• [Instructions to follow] Without the images, write out the whole listing exactly.

--------------------------------------------------

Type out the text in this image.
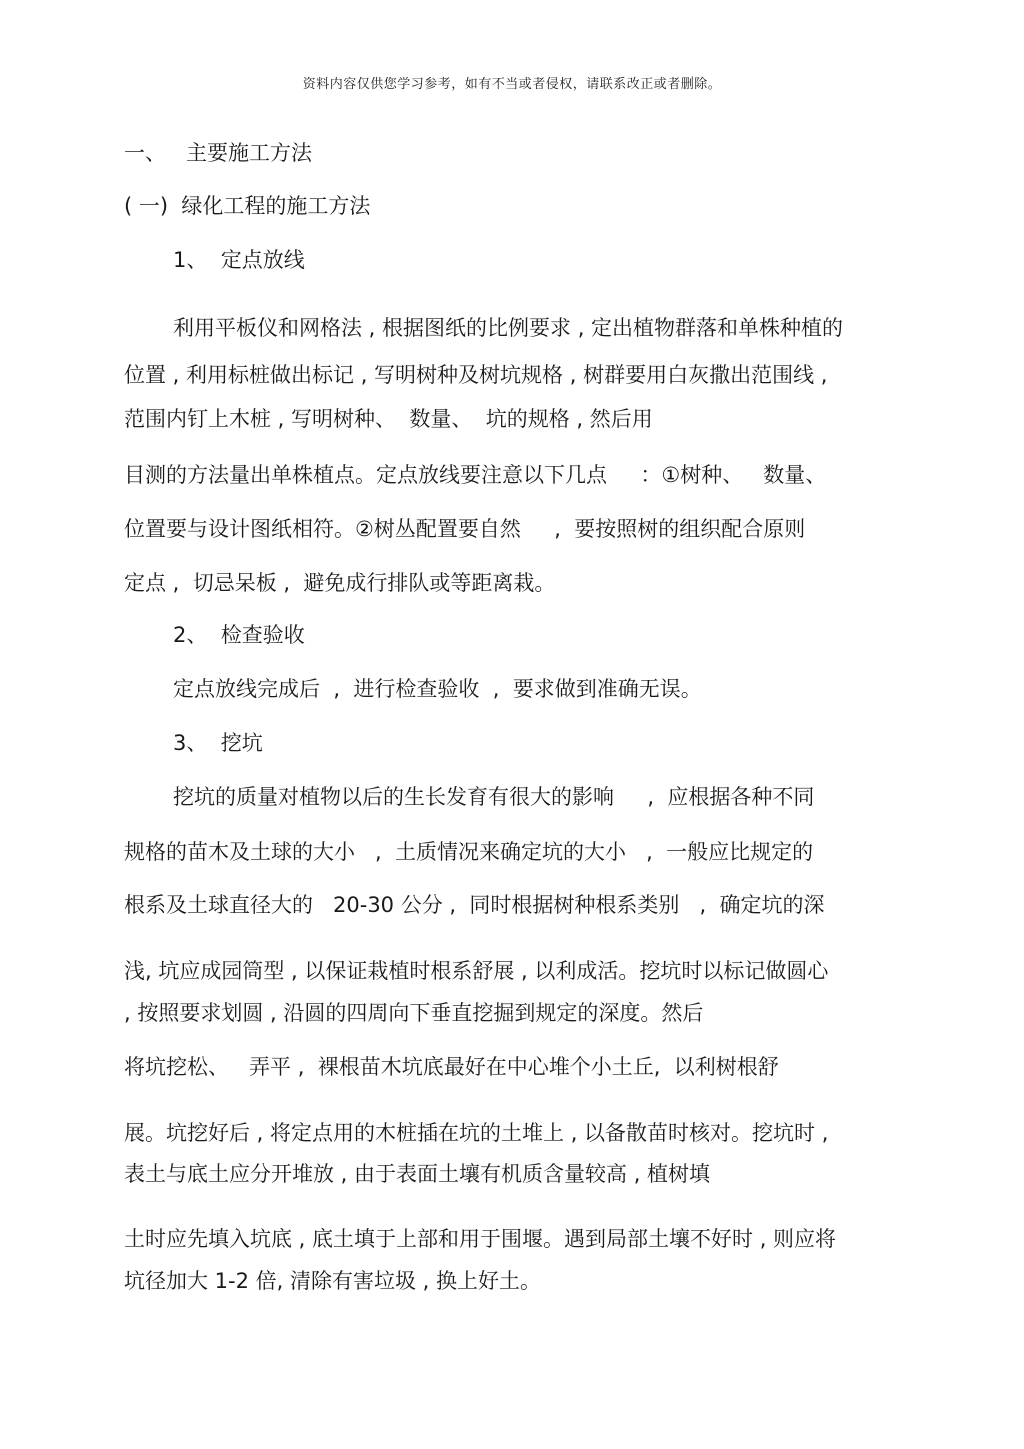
资料内容仅供您学习参考，如有不当或者侵权，请联系改正或者删除。
一、   主要施工方法
( 一)  绿化工程的施工方法
1、  定点放线
利用平板仪和网格法 , 根据图纸的比例要求 , 定出植物群落和单株种植的
位置 , 利用标桩做出标记 , 写明树种及树坑规格 , 树群要用白灰撒出范围线 ,
范围内钉上木桩 , 写明树种、  数量、  坑的规格 , 然后用
目测的方法量出单株植点。定点放线要注意以下几点     ：①树种、   数量、
位置要与设计图纸相符。②树丛配置要自然     ,  要按照树的组织配合原则
定点 ,  切忌呆板 ,  避免成行排队或等距离栽。
2、  检查验收
定点放线完成后  ,  进行检查验收  ,  要求做到准确无误。
3、  挖坑
挖坑的质量对植物以后的生长发育有很大的影响     ,  应根据各种不同
规格的苗木及土球的大小   ,  土质情况来确定坑的大小   ,  一般应比规定的
根系及土球直径大的   20-30 公分 ,  同时根据树种根系类别   ,  确定坑的深
浅, 坑应成园筒型 , 以保证栽植时根系舒展 , 以利成活。挖坑时以标记做圆心
, 按照要求划圆 , 沿圆的四周向下垂直挖掘到规定的深度。然后
将坑挖松、   弄平 ,  裸根苗木坑底最好在中心堆个小土丘,  以利树根舒
展。坑挖好后 , 将定点用的木桩插在坑的土堆上 , 以备散苗时核对。挖坑时 ,
表土与底土应分开堆放 , 由于表面土壤有机质含量较高 , 植树填
土时应先填入坑底 , 底土填于上部和用于围堰。遇到局部土壤不好时 , 则应将
坑径加大 1-2 倍, 清除有害垃圾 , 换上好土。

--------------------------------------------------

• [Output for this exercise]
Type out the text in this image.
资料内容仅供您学习参考，如有不当或者侵权，请联系改正或者删除。
一、   主要施工方法
( 一)  绿化工程的施工方法
1、  定点放线
利用平板仪和网格法 , 根据图纸的比例要求 , 定出植物群落和单株种植的
位置 , 利用标桩做出标记 , 写明树种及树坑规格 , 树群要用白灰撒出范围线 ,
范围内钉上木桩 , 写明树种、  数量、  坑的规格 , 然后用
目测的方法量出单株植点。定点放线要注意以下几点     ：①树种、   数量、
位置要与设计图纸相符。②树丛配置要自然     ,  要按照树的组织配合原则
定点 ,  切忌呆板 ,  避免成行排队或等距离栽。
2、  检查验收
定点放线完成后  ,  进行检查验收  ,  要求做到准确无误。
3、  挖坑
挖坑的质量对植物以后的生长发育有很大的影响     ,  应根据各种不同
规格的苗木及土球的大小   ,  土质情况来确定坑的大小   ,  一般应比规定的
根系及土球直径大的   20-30 公分 ,  同时根据树种根系类别   ,  确定坑的深
浅, 坑应成园筒型 , 以保证栽植时根系舒展 , 以利成活。挖坑时以标记做圆心
, 按照要求划圆 , 沿圆的四周向下垂直挖掘到规定的深度。然后
将坑挖松、   弄平 ,  裸根苗木坑底最好在中心堆个小土丘,  以利树根舒
展。坑挖好后 , 将定点用的木桩插在坑的土堆上 , 以备散苗时核对。挖坑时 ,
表土与底土应分开堆放 , 由于表面土壤有机质含量较高 , 植树填
土时应先填入坑底 , 底土填于上部和用于围堰。遇到局部土壤不好时 , 则应将
坑径加大 1-2 倍, 清除有害垃圾 , 换上好土。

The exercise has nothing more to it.